**What to work on**
Write out the records below once more, exactly as they stand.

○ ○ ○ ○ ○

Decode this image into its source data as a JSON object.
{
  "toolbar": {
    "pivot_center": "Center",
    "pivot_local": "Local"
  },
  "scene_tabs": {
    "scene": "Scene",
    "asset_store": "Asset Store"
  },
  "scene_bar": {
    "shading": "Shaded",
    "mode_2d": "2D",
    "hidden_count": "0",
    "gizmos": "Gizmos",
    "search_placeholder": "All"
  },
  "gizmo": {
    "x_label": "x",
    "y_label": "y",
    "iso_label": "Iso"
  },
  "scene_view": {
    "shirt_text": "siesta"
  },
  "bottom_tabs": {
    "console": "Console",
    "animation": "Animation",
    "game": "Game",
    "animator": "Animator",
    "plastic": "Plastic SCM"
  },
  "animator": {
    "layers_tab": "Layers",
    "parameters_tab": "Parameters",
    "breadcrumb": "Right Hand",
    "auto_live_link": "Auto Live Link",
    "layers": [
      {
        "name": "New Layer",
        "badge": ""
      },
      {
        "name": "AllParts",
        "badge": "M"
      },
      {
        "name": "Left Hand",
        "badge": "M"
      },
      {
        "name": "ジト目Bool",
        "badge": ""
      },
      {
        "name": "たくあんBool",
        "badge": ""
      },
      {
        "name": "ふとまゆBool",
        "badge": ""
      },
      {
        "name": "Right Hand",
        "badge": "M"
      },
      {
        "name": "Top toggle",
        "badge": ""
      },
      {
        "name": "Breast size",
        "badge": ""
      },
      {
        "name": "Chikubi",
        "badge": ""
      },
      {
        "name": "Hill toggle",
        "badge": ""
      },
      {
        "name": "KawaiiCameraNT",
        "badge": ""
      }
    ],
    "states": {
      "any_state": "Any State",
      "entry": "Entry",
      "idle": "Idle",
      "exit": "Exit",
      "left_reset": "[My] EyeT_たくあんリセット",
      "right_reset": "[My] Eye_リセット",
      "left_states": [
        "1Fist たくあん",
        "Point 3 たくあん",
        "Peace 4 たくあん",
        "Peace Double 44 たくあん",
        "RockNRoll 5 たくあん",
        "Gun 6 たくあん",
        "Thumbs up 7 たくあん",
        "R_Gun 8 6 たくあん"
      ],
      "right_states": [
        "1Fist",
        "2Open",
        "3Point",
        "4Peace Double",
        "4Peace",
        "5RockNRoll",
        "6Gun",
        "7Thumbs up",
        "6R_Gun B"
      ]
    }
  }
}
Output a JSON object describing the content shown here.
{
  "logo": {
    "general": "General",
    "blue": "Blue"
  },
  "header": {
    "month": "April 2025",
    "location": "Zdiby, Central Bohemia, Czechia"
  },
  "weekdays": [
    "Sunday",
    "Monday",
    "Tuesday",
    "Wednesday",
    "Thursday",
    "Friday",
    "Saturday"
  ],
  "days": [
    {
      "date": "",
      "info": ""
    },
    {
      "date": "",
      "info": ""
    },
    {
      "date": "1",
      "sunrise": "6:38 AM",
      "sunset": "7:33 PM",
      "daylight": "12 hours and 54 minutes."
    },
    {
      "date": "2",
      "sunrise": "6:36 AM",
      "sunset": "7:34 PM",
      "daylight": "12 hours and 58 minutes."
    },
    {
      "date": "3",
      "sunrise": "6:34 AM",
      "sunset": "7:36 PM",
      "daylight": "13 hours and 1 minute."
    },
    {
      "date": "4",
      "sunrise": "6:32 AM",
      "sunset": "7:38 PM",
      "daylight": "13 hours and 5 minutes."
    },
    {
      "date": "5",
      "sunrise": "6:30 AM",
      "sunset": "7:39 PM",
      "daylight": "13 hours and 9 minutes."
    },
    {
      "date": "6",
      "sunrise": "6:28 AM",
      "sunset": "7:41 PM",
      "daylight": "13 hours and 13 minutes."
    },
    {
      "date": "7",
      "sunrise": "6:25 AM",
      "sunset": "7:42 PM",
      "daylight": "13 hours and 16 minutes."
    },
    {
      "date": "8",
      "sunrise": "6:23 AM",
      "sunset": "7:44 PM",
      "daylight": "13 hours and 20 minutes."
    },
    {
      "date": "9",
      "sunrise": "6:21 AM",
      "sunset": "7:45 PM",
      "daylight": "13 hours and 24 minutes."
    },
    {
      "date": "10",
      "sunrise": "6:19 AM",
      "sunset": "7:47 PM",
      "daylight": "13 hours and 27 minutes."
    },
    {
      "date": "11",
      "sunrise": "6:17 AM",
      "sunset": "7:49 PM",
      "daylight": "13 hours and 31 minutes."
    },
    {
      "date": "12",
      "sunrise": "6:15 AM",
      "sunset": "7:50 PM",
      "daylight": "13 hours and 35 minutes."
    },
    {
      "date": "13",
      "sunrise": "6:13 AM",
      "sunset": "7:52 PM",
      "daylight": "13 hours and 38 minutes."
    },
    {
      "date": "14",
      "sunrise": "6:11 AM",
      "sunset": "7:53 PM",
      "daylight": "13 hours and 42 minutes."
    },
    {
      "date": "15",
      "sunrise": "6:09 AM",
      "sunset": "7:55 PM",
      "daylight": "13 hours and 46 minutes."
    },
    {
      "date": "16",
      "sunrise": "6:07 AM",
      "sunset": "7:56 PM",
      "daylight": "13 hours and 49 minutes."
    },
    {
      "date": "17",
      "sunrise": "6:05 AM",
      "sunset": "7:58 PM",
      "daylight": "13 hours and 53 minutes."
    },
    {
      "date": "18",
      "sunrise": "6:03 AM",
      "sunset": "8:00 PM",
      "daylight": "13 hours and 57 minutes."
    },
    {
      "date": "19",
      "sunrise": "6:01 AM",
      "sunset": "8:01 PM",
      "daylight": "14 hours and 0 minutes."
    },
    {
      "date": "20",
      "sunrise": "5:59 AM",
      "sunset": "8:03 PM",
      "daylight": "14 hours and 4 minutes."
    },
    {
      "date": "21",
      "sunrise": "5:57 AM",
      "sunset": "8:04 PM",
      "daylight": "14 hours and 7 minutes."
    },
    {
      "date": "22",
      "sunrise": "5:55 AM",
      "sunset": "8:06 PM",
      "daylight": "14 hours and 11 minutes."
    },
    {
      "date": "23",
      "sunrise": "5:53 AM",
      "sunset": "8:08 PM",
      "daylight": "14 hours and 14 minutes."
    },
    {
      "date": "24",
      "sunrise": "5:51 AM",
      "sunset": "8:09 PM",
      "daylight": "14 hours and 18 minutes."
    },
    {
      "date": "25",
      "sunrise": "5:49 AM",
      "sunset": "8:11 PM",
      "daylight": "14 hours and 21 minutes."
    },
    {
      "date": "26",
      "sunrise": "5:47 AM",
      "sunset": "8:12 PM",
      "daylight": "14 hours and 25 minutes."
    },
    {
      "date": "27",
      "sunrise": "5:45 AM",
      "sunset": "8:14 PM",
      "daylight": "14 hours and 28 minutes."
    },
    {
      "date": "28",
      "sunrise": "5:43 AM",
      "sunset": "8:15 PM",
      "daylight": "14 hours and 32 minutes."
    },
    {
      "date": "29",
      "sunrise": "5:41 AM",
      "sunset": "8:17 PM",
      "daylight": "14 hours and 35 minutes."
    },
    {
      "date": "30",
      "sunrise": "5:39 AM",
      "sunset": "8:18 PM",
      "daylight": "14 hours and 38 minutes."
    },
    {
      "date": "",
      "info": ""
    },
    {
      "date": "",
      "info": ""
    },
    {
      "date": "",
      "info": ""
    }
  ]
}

○ ○ ○ ○ ○

**Task response**
Decode this image into its source data as a JSON object.
{
  "toolbar": {
    "pivot_center": "Center",
    "pivot_local": "Local"
  },
  "scene_tabs": {
    "scene": "Scene",
    "asset_store": "Asset Store"
  },
  "scene_bar": {
    "shading": "Shaded",
    "mode_2d": "2D",
    "hidden_count": "0",
    "gizmos": "Gizmos",
    "search_placeholder": "All"
  },
  "gizmo": {
    "x_label": "x",
    "y_label": "y",
    "iso_label": "Iso"
  },
  "scene_view": {
    "shirt_text": "siesta"
  },
  "bottom_tabs": {
    "console": "Console",
    "animation": "Animation",
    "game": "Game",
    "animator": "Animator",
    "plastic": "Plastic SCM"
  },
  "animator": {
    "layers_tab": "Layers",
    "parameters_tab": "Parameters",
    "breadcrumb": "Right Hand",
    "auto_live_link": "Auto Live Link",
    "layers": [
      {
        "name": "New Layer",
        "badge": ""
      },
      {
        "name": "AllParts",
        "badge": "M"
      },
      {
        "name": "Left Hand",
        "badge": "M"
      },
      {
        "name": "ジト目Bool",
        "badge": ""
      },
      {
        "name": "たくあんBool",
        "badge": ""
      },
      {
        "name": "ふとまゆBool",
        "badge": ""
      },
      {
        "name": "Right Hand",
        "badge": "M"
      },
      {
        "name": "Top toggle",
        "badge": ""
      },
      {
        "name": "Breast size",
        "badge": ""
      },
      {
        "name": "Chikubi",
        "badge": ""
      },
      {
        "name": "Hill toggle",
        "badge": ""
      },
      {
        "name": "KawaiiCameraNT",
        "badge": ""
      }
    ],
    "states": {
      "any_state": "Any State",
      "entry": "Entry",
      "idle": "Idle",
      "exit": "Exit",
      "left_reset": "[My] EyeT_たくあんリセット",
      "right_reset": "[My] Eye_リセット",
      "left_states": [
        "1Fist たくあん",
        "Point 3 たくあん",
        "Peace 4 たくあん",
        "Peace Double 44 たくあん",
        "RockNRoll 5 たくあん",
        "Gun 6 たくあん",
        "Thumbs up 7 たくあん",
        "R_Gun 8 6 たくあん"
      ],
      "right_states": [
        "1Fist",
        "2Open",
        "3Point",
        "4Peace Double",
        "4Peace",
        "5RockNRoll",
        "6Gun",
        "7Thumbs up",
        "6R_Gun B"
      ]
    }
  }
}
Output a JSON object describing the content shown here.
{
  "logo": {
    "general": "General",
    "blue": "Blue"
  },
  "header": {
    "month": "April 2025",
    "location": "Zdiby, Central Bohemia, Czechia"
  },
  "weekdays": [
    "Sunday",
    "Monday",
    "Tuesday",
    "Wednesday",
    "Thursday",
    "Friday",
    "Saturday"
  ],
  "days": [
    {
      "date": "",
      "info": ""
    },
    {
      "date": "",
      "info": ""
    },
    {
      "date": "1",
      "sunrise": "6:38 AM",
      "sunset": "7:33 PM",
      "daylight": "12 hours and 54 minutes."
    },
    {
      "date": "2",
      "sunrise": "6:36 AM",
      "sunset": "7:34 PM",
      "daylight": "12 hours and 58 minutes."
    },
    {
      "date": "3",
      "sunrise": "6:34 AM",
      "sunset": "7:36 PM",
      "daylight": "13 hours and 1 minute."
    },
    {
      "date": "4",
      "sunrise": "6:32 AM",
      "sunset": "7:38 PM",
      "daylight": "13 hours and 5 minutes."
    },
    {
      "date": "5",
      "sunrise": "6:30 AM",
      "sunset": "7:39 PM",
      "daylight": "13 hours and 9 minutes."
    },
    {
      "date": "6",
      "sunrise": "6:28 AM",
      "sunset": "7:41 PM",
      "daylight": "13 hours and 13 minutes."
    },
    {
      "date": "7",
      "sunrise": "6:25 AM",
      "sunset": "7:42 PM",
      "daylight": "13 hours and 16 minutes."
    },
    {
      "date": "8",
      "sunrise": "6:23 AM",
      "sunset": "7:44 PM",
      "daylight": "13 hours and 20 minutes."
    },
    {
      "date": "9",
      "sunrise": "6:21 AM",
      "sunset": "7:45 PM",
      "daylight": "13 hours and 24 minutes."
    },
    {
      "date": "10",
      "sunrise": "6:19 AM",
      "sunset": "7:47 PM",
      "daylight": "13 hours and 27 minutes."
    },
    {
      "date": "11",
      "sunrise": "6:17 AM",
      "sunset": "7:49 PM",
      "daylight": "13 hours and 31 minutes."
    },
    {
      "date": "12",
      "sunrise": "6:15 AM",
      "sunset": "7:50 PM",
      "daylight": "13 hours and 35 minutes."
    },
    {
      "date": "13",
      "sunrise": "6:13 AM",
      "sunset": "7:52 PM",
      "daylight": "13 hours and 38 minutes."
    },
    {
      "date": "14",
      "sunrise": "6:11 AM",
      "sunset": "7:53 PM",
      "daylight": "13 hours and 42 minutes."
    },
    {
      "date": "15",
      "sunrise": "6:09 AM",
      "sunset": "7:55 PM",
      "daylight": "13 hours and 46 minutes."
    },
    {
      "date": "16",
      "sunrise": "6:07 AM",
      "sunset": "7:56 PM",
      "daylight": "13 hours and 49 minutes."
    },
    {
      "date": "17",
      "sunrise": "6:05 AM",
      "sunset": "7:58 PM",
      "daylight": "13 hours and 53 minutes."
    },
    {
      "date": "18",
      "sunrise": "6:03 AM",
      "sunset": "8:00 PM",
      "daylight": "13 hours and 57 minutes."
    },
    {
      "date": "19",
      "sunrise": "6:01 AM",
      "sunset": "8:01 PM",
      "daylight": "14 hours and 0 minutes."
    },
    {
      "date": "20",
      "sunrise": "5:59 AM",
      "sunset": "8:03 PM",
      "daylight": "14 hours and 4 minutes."
    },
    {
      "date": "21",
      "sunrise": "5:57 AM",
      "sunset": "8:04 PM",
      "daylight": "14 hours and 7 minutes."
    },
    {
      "date": "22",
      "sunrise": "5:55 AM",
      "sunset": "8:06 PM",
      "daylight": "14 hours and 11 minutes."
    },
    {
      "date": "23",
      "sunrise": "5:53 AM",
      "sunset": "8:08 PM",
      "daylight": "14 hours and 14 minutes."
    },
    {
      "date": "24",
      "sunrise": "5:51 AM",
      "sunset": "8:09 PM",
      "daylight": "14 hours and 18 minutes."
    },
    {
      "date": "25",
      "sunrise": "5:49 AM",
      "sunset": "8:11 PM",
      "daylight": "14 hours and 21 minutes."
    },
    {
      "date": "26",
      "sunrise": "5:47 AM",
      "sunset": "8:12 PM",
      "daylight": "14 hours and 25 minutes."
    },
    {
      "date": "27",
      "sunrise": "5:45 AM",
      "sunset": "8:14 PM",
      "daylight": "14 hours and 28 minutes."
    },
    {
      "date": "28",
      "sunrise": "5:43 AM",
      "sunset": "8:15 PM",
      "daylight": "14 hours and 32 minutes."
    },
    {
      "date": "29",
      "sunrise": "5:41 AM",
      "sunset": "8:17 PM",
      "daylight": "14 hours and 35 minutes."
    },
    {
      "date": "30",
      "sunrise": "5:39 AM",
      "sunset": "8:18 PM",
      "daylight": "14 hours and 38 minutes."
    },
    {
      "date": "",
      "info": ""
    },
    {
      "date": "",
      "info": ""
    },
    {
      "date": "",
      "info": ""
    }
  ]
}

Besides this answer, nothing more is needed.